* Stored data *

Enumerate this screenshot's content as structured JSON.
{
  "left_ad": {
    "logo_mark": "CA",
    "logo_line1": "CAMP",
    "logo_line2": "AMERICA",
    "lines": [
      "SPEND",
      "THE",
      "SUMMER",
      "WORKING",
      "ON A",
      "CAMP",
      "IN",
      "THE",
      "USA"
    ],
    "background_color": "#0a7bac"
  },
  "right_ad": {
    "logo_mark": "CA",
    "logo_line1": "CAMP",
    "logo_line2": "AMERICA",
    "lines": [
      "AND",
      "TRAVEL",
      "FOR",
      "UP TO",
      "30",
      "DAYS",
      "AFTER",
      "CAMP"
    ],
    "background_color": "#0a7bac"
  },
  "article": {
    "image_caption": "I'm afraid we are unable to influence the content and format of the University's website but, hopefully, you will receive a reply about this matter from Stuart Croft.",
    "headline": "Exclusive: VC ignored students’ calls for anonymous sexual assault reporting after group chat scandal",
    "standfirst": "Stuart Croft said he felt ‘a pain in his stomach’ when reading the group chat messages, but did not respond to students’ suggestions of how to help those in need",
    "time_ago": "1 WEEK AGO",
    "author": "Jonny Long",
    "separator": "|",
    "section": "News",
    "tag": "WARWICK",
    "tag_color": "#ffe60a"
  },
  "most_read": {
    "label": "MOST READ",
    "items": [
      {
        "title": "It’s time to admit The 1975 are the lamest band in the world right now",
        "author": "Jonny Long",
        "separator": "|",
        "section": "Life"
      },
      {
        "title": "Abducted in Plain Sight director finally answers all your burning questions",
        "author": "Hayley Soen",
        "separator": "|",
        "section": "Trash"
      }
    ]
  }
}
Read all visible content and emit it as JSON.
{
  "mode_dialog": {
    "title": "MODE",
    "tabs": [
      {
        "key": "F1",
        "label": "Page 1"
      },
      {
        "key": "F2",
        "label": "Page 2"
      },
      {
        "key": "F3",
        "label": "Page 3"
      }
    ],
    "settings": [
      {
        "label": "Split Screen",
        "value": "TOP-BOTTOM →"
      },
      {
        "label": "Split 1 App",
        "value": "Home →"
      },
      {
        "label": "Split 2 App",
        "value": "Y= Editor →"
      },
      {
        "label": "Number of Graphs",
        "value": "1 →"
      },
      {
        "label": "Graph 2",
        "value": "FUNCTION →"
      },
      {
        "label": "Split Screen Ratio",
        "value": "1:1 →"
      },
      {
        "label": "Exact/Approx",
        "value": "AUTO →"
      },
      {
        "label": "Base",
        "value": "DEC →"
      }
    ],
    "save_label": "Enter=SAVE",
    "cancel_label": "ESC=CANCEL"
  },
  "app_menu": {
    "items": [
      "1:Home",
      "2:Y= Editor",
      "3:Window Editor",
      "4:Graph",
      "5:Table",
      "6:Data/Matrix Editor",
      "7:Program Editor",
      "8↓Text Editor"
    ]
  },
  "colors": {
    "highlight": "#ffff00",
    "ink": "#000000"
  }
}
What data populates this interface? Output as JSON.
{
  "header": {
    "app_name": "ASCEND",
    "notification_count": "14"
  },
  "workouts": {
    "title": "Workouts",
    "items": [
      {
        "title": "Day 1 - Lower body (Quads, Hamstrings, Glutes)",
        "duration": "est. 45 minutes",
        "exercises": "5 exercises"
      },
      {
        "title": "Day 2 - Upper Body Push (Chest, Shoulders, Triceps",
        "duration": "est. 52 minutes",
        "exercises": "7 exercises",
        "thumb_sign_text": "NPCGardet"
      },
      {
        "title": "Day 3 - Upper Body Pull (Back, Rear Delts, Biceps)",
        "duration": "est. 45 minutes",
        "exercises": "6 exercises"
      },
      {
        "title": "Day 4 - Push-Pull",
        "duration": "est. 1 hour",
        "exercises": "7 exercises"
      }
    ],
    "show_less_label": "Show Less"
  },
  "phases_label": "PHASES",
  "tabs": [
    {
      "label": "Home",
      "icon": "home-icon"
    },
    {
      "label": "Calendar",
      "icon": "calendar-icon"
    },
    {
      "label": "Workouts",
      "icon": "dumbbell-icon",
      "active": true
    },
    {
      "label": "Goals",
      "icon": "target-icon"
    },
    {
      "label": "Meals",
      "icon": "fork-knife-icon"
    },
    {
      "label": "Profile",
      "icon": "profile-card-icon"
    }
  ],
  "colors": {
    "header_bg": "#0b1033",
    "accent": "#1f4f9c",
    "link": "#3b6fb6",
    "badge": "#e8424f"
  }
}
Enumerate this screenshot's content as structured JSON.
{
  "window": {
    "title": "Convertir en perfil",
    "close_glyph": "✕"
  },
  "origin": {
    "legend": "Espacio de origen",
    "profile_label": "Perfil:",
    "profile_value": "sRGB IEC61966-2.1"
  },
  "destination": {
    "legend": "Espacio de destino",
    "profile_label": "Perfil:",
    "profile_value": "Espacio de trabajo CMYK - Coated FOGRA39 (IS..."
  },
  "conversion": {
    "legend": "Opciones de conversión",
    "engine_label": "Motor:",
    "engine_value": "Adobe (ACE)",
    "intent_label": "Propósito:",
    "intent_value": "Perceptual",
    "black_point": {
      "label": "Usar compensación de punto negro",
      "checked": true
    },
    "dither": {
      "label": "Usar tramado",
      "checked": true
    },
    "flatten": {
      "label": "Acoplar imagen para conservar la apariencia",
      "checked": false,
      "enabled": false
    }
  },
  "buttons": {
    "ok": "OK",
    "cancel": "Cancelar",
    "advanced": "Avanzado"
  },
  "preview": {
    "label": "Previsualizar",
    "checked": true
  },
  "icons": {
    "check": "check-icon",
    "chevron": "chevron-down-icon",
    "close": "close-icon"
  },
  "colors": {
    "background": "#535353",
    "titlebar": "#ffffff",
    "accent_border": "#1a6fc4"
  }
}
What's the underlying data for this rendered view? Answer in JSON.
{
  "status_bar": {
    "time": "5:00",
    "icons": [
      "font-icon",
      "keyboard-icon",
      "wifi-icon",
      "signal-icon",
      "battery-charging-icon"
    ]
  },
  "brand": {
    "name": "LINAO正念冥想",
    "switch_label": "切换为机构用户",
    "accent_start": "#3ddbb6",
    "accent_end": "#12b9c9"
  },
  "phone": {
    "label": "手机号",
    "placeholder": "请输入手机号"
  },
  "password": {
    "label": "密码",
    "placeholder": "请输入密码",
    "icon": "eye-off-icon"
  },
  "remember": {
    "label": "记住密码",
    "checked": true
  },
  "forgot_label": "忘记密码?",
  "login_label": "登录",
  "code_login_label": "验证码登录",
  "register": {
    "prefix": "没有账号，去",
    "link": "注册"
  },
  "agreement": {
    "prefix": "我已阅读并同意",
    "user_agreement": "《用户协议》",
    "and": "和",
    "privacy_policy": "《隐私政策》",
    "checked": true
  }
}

* Task prompt *
Take the lines above and retype all of them exactly.

* Worked answer *
Enumerate this screenshot's content as structured JSON.
{
  "left_ad": {
    "logo_mark": "CA",
    "logo_line1": "CAMP",
    "logo_line2": "AMERICA",
    "lines": [
      "SPEND",
      "THE",
      "SUMMER",
      "WORKING",
      "ON A",
      "CAMP",
      "IN",
      "THE",
      "USA"
    ],
    "background_color": "#0a7bac"
  },
  "right_ad": {
    "logo_mark": "CA",
    "logo_line1": "CAMP",
    "logo_line2": "AMERICA",
    "lines": [
      "AND",
      "TRAVEL",
      "FOR",
      "UP TO",
      "30",
      "DAYS",
      "AFTER",
      "CAMP"
    ],
    "background_color": "#0a7bac"
  },
  "article": {
    "image_caption": "I'm afraid we are unable to influence the content and format of the University's website but, hopefully, you will receive a reply about this matter from Stuart Croft.",
    "headline": "Exclusive: VC ignored students’ calls for anonymous sexual assault reporting after group chat scandal",
    "standfirst": "Stuart Croft said he felt ‘a pain in his stomach’ when reading the group chat messages, but did not respond to students’ suggestions of how to help those in need",
    "time_ago": "1 WEEK AGO",
    "author": "Jonny Long",
    "separator": "|",
    "section": "News",
    "tag": "WARWICK",
    "tag_color": "#ffe60a"
  },
  "most_read": {
    "label": "MOST READ",
    "items": [
      {
        "title": "It’s time to admit The 1975 are the lamest band in the world right now",
        "author": "Jonny Long",
        "separator": "|",
        "section": "Life"
      },
      {
        "title": "Abducted in Plain Sight director finally answers all your burning questions",
        "author": "Hayley Soen",
        "separator": "|",
        "section": "Trash"
      }
    ]
  }
}
Read all visible content and emit it as JSON.
{
  "mode_dialog": {
    "title": "MODE",
    "tabs": [
      {
        "key": "F1",
        "label": "Page 1"
      },
      {
        "key": "F2",
        "label": "Page 2"
      },
      {
        "key": "F3",
        "label": "Page 3"
      }
    ],
    "settings": [
      {
        "label": "Split Screen",
        "value": "TOP-BOTTOM →"
      },
      {
        "label": "Split 1 App",
        "value": "Home →"
      },
      {
        "label": "Split 2 App",
        "value": "Y= Editor →"
      },
      {
        "label": "Number of Graphs",
        "value": "1 →"
      },
      {
        "label": "Graph 2",
        "value": "FUNCTION →"
      },
      {
        "label": "Split Screen Ratio",
        "value": "1:1 →"
      },
      {
        "label": "Exact/Approx",
        "value": "AUTO →"
      },
      {
        "label": "Base",
        "value": "DEC →"
      }
    ],
    "save_label": "Enter=SAVE",
    "cancel_label": "ESC=CANCEL"
  },
  "app_menu": {
    "items": [
      "1:Home",
      "2:Y= Editor",
      "3:Window Editor",
      "4:Graph",
      "5:Table",
      "6:Data/Matrix Editor",
      "7:Program Editor",
      "8↓Text Editor"
    ]
  },
  "colors": {
    "highlight": "#ffff00",
    "ink": "#000000"
  }
}
What data populates this interface? Output as JSON.
{
  "header": {
    "app_name": "ASCEND",
    "notification_count": "14"
  },
  "workouts": {
    "title": "Workouts",
    "items": [
      {
        "title": "Day 1 - Lower body (Quads, Hamstrings, Glutes)",
        "duration": "est. 45 minutes",
        "exercises": "5 exercises"
      },
      {
        "title": "Day 2 - Upper Body Push (Chest, Shoulders, Triceps",
        "duration": "est. 52 minutes",
        "exercises": "7 exercises",
        "thumb_sign_text": "NPCGardet"
      },
      {
        "title": "Day 3 - Upper Body Pull (Back, Rear Delts, Biceps)",
        "duration": "est. 45 minutes",
        "exercises": "6 exercises"
      },
      {
        "title": "Day 4 - Push-Pull",
        "duration": "est. 1 hour",
        "exercises": "7 exercises"
      }
    ],
    "show_less_label": "Show Less"
  },
  "phases_label": "PHASES",
  "tabs": [
    {
      "label": "Home",
      "icon": "home-icon"
    },
    {
      "label": "Calendar",
      "icon": "calendar-icon"
    },
    {
      "label": "Workouts",
      "icon": "dumbbell-icon",
      "active": true
    },
    {
      "label": "Goals",
      "icon": "target-icon"
    },
    {
      "label": "Meals",
      "icon": "fork-knife-icon"
    },
    {
      "label": "Profile",
      "icon": "profile-card-icon"
    }
  ],
  "colors": {
    "header_bg": "#0b1033",
    "accent": "#1f4f9c",
    "link": "#3b6fb6",
    "badge": "#e8424f"
  }
}
Enumerate this screenshot's content as structured JSON.
{
  "window": {
    "title": "Convertir en perfil",
    "close_glyph": "✕"
  },
  "origin": {
    "legend": "Espacio de origen",
    "profile_label": "Perfil:",
    "profile_value": "sRGB IEC61966-2.1"
  },
  "destination": {
    "legend": "Espacio de destino",
    "profile_label": "Perfil:",
    "profile_value": "Espacio de trabajo CMYK - Coated FOGRA39 (IS..."
  },
  "conversion": {
    "legend": "Opciones de conversión",
    "engine_label": "Motor:",
    "engine_value": "Adobe (ACE)",
    "intent_label": "Propósito:",
    "intent_value": "Perceptual",
    "black_point": {
      "label": "Usar compensación de punto negro",
      "checked": true
    },
    "dither": {
      "label": "Usar tramado",
      "checked": true
    },
    "flatten": {
      "label": "Acoplar imagen para conservar la apariencia",
      "checked": false,
      "enabled": false
    }
  },
  "buttons": {
    "ok": "OK",
    "cancel": "Cancelar",
    "advanced": "Avanzado"
  },
  "preview": {
    "label": "Previsualizar",
    "checked": true
  },
  "icons": {
    "check": "check-icon",
    "chevron": "chevron-down-icon",
    "close": "close-icon"
  },
  "colors": {
    "background": "#535353",
    "titlebar": "#ffffff",
    "accent_border": "#1a6fc4"
  }
}
What's the underlying data for this rendered view? Answer in JSON.
{
  "status_bar": {
    "time": "5:00",
    "icons": [
      "font-icon",
      "keyboard-icon",
      "wifi-icon",
      "signal-icon",
      "battery-charging-icon"
    ]
  },
  "brand": {
    "name": "LINAO正念冥想",
    "switch_label": "切换为机构用户",
    "accent_start": "#3ddbb6",
    "accent_end": "#12b9c9"
  },
  "phone": {
    "label": "手机号",
    "placeholder": "请输入手机号"
  },
  "password": {
    "label": "密码",
    "placeholder": "请输入密码",
    "icon": "eye-off-icon"
  },
  "remember": {
    "label": "记住密码",
    "checked": true
  },
  "forgot_label": "忘记密码?",
  "login_label": "登录",
  "code_login_label": "验证码登录",
  "register": {
    "prefix": "没有账号，去",
    "link": "注册"
  },
  "agreement": {
    "prefix": "我已阅读并同意",
    "user_agreement": "《用户协议》",
    "and": "和",
    "privacy_policy": "《隐私政策》",
    "checked": true
  }
}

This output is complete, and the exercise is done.